● **Task goal**: Return all of the entries exactly, with nothing added or left out.

(Items listed in a dataset)
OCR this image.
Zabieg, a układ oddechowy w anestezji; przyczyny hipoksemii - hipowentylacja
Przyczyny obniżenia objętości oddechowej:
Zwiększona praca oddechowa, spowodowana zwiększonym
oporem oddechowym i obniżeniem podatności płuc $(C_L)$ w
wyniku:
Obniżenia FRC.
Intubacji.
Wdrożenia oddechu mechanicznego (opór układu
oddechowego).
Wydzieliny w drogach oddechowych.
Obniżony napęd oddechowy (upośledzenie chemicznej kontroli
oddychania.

● **Answer for the task**:
OCR this image.
Zabieg, a układ oddechowy w anestezji; przyczyny hipoksemii - hipowentylacja
Przyczyny obniżenia objętości oddechowej:
Zwiększona praca oddechowa, spowodowana zwiększonym
oporem oddechowym i obniżeniem podatności płuc $(C_L)$ w
wyniku:
Obniżenia FRC.
Intubacji.
Wdrożenia oddechu mechanicznego (opór układu
oddechowego).
Wydzieliny w drogach oddechowych.
Obniżony napęd oddechowy (upośledzenie chemicznej kontroli
oddychania.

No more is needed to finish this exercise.